# RECORDS TO USE start

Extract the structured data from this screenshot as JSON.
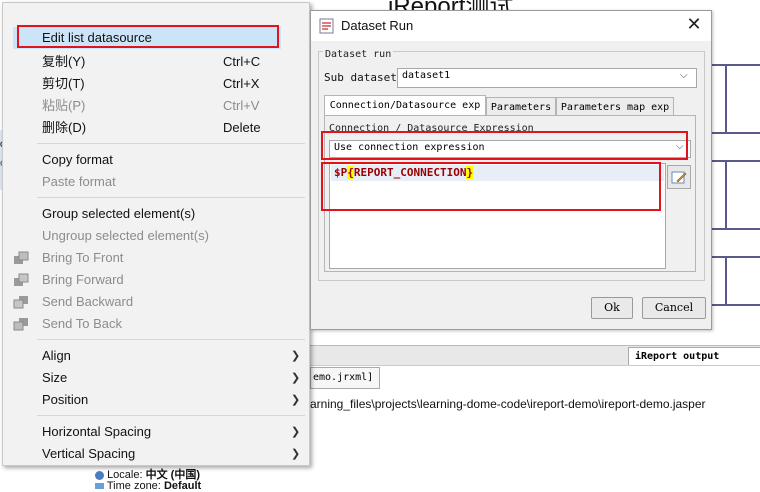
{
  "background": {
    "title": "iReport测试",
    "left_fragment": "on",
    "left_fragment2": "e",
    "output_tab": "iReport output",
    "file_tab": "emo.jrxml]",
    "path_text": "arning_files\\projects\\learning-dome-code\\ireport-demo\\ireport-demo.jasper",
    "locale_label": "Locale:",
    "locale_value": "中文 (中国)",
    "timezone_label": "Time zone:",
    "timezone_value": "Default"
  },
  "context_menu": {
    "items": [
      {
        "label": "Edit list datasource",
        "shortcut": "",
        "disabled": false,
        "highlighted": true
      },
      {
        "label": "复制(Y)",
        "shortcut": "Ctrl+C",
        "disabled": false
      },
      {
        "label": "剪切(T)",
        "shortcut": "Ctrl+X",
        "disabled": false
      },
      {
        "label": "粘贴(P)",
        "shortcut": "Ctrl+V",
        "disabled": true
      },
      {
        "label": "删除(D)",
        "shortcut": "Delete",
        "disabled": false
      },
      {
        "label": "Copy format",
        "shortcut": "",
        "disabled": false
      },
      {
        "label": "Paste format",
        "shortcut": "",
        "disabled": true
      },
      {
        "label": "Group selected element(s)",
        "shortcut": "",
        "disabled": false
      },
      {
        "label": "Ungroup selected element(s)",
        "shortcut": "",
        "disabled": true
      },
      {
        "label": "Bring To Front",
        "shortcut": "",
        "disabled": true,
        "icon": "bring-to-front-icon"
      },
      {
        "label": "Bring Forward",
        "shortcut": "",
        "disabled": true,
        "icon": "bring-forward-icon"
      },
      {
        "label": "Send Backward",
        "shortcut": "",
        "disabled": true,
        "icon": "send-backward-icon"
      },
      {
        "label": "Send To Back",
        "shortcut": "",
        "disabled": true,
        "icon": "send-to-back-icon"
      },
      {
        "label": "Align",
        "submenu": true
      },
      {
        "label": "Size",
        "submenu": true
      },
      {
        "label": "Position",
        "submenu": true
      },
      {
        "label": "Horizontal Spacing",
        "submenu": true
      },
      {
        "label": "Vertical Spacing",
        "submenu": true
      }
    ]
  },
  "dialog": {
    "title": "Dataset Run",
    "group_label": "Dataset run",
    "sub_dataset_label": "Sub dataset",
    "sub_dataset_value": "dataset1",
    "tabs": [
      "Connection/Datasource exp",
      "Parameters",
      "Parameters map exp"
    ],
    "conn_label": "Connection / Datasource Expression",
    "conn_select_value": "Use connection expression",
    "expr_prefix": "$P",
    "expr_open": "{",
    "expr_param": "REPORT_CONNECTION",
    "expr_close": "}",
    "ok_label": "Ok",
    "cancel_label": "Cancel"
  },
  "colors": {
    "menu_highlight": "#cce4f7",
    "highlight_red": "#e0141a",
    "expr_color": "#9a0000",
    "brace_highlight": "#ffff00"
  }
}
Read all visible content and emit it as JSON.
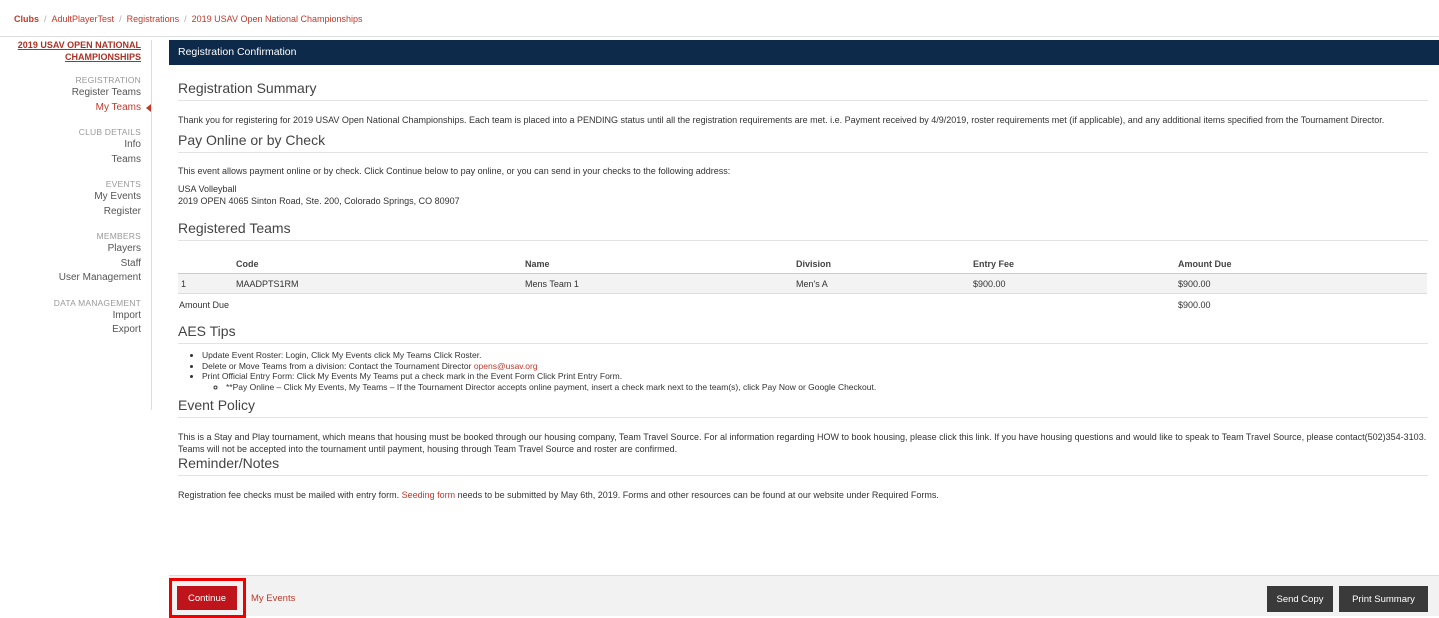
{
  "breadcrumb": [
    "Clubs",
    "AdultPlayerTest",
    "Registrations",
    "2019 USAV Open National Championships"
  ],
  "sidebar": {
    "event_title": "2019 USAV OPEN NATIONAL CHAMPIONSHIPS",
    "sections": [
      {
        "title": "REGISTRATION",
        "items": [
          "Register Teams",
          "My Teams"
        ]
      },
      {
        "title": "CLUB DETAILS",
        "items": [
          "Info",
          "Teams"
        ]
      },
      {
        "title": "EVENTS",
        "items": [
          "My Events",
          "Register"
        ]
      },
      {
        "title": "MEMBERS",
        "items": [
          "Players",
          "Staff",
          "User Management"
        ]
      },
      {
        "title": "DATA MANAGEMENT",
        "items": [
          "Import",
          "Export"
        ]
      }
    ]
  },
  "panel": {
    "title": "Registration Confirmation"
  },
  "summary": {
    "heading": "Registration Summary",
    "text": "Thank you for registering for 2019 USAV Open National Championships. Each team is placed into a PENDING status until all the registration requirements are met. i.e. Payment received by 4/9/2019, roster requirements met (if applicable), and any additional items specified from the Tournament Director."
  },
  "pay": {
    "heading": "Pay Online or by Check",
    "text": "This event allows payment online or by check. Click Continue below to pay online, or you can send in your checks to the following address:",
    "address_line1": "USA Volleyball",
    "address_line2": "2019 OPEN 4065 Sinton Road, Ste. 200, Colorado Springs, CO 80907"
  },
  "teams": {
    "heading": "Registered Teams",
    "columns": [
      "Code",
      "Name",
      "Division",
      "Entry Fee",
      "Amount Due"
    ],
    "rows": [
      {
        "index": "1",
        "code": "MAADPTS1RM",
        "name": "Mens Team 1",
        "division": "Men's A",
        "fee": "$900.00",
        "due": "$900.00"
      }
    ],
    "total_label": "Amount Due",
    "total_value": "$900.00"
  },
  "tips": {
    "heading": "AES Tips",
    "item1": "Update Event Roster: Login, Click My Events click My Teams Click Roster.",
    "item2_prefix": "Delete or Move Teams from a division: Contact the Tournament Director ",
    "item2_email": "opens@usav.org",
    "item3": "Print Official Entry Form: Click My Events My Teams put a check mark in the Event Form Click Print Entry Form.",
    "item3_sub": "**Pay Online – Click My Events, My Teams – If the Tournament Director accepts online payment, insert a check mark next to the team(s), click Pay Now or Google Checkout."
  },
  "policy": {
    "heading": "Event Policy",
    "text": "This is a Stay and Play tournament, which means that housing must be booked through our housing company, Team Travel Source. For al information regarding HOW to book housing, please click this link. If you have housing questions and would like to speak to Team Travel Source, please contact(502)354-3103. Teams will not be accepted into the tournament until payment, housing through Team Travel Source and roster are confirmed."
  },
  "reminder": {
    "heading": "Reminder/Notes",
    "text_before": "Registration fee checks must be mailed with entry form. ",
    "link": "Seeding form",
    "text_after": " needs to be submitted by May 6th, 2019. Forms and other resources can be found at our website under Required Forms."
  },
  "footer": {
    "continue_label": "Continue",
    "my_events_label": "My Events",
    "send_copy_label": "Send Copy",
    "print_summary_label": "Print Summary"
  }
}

# RECORDS TO USE end
# RECORDS TO USE start

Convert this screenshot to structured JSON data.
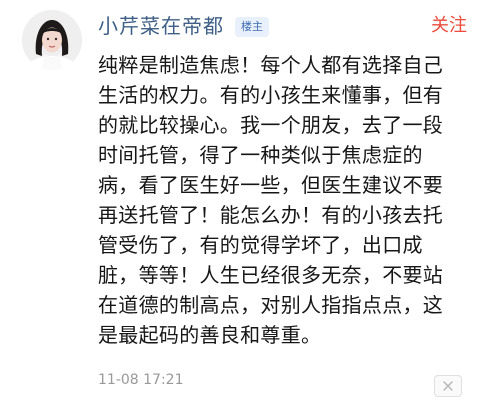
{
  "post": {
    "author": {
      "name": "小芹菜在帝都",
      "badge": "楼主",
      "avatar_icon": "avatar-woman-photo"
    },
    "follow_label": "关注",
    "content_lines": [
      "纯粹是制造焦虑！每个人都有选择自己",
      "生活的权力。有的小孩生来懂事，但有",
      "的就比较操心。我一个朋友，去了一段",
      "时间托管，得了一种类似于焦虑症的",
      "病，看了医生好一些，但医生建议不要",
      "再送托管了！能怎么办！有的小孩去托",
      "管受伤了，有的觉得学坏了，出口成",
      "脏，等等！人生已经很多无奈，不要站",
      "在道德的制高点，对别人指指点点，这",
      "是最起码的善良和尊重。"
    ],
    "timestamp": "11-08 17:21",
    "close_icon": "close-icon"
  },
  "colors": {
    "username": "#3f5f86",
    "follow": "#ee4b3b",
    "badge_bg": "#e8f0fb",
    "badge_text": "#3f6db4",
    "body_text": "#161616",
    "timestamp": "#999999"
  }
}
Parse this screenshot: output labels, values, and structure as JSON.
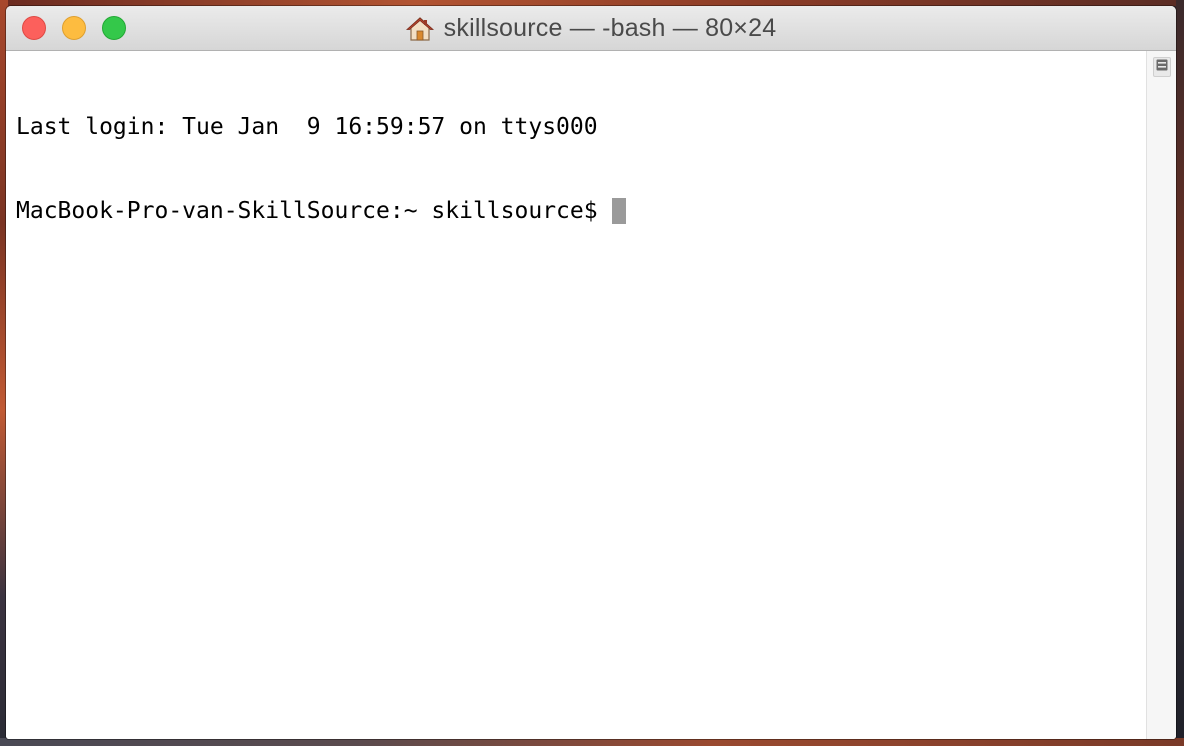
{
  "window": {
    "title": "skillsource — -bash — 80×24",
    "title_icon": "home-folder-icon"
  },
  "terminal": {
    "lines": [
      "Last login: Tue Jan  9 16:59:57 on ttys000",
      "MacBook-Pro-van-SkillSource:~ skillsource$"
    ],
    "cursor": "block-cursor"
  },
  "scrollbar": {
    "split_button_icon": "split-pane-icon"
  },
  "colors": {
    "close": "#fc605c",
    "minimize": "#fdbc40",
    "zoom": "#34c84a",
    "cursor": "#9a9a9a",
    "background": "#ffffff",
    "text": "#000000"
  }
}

# RECORDS TO USE end
# RECORDS TO USE start

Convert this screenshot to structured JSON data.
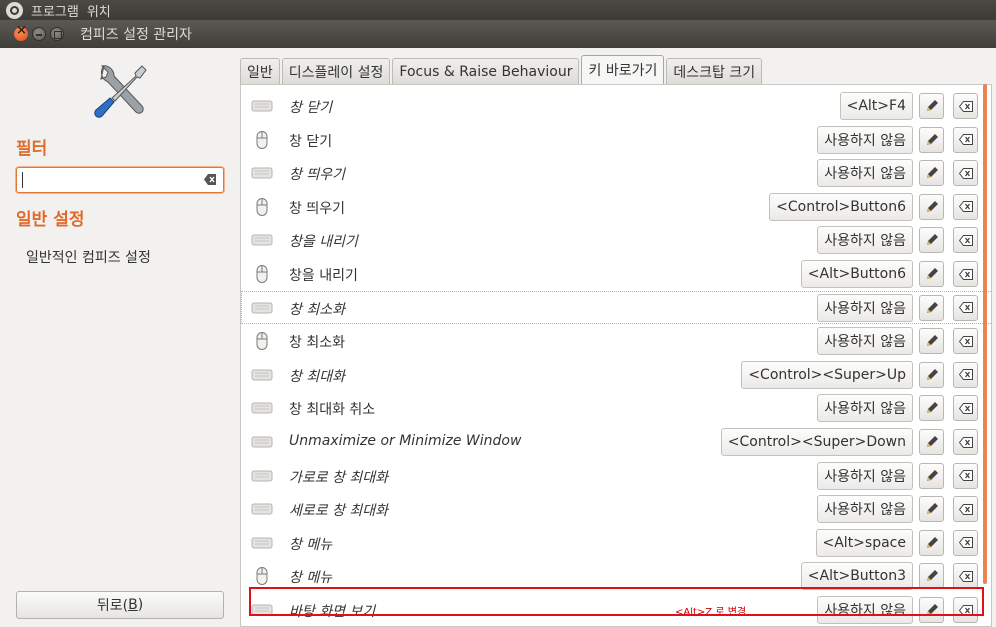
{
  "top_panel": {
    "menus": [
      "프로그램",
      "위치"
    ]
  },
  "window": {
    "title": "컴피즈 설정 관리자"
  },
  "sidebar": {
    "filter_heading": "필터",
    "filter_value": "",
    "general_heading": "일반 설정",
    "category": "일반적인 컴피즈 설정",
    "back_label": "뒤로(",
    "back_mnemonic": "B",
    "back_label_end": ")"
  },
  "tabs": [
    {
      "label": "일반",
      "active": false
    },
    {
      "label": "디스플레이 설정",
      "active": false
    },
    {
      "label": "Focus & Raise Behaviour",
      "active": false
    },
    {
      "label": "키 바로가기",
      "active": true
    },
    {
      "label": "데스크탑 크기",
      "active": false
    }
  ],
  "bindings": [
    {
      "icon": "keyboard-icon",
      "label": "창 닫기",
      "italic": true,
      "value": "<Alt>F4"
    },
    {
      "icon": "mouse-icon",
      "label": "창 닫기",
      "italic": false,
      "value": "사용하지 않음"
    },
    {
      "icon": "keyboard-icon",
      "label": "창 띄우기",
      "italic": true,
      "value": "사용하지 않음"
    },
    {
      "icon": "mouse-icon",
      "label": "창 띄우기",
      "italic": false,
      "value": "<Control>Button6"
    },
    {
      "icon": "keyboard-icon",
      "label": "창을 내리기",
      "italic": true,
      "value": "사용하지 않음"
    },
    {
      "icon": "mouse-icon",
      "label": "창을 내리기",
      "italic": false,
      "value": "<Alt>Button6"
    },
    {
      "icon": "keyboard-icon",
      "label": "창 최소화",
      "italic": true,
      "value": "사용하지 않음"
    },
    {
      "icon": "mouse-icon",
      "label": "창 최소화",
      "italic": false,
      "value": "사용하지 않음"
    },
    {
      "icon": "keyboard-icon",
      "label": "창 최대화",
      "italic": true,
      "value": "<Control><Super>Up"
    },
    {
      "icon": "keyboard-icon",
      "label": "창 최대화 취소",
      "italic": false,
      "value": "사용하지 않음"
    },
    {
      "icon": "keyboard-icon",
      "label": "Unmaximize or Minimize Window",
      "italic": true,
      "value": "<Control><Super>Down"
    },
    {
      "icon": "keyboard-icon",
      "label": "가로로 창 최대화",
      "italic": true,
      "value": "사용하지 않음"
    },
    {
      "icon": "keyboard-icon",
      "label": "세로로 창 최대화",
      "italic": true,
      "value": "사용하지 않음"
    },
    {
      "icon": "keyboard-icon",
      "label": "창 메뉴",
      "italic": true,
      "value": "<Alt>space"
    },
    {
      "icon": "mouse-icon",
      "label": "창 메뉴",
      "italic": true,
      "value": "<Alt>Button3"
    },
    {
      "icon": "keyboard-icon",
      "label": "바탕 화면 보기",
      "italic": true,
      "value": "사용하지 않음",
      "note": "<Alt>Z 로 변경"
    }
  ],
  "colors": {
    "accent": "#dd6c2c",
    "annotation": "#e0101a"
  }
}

# RECORDS TO USE end

TO BE DONE>
Return all lines containing the word "Continue".

RESULT OF THIS TASK>
    "text": "This event allows payment online or by check. Click Continue below to pay online, or you can send in your checks to the following address:",
    "continue_label": "Continue",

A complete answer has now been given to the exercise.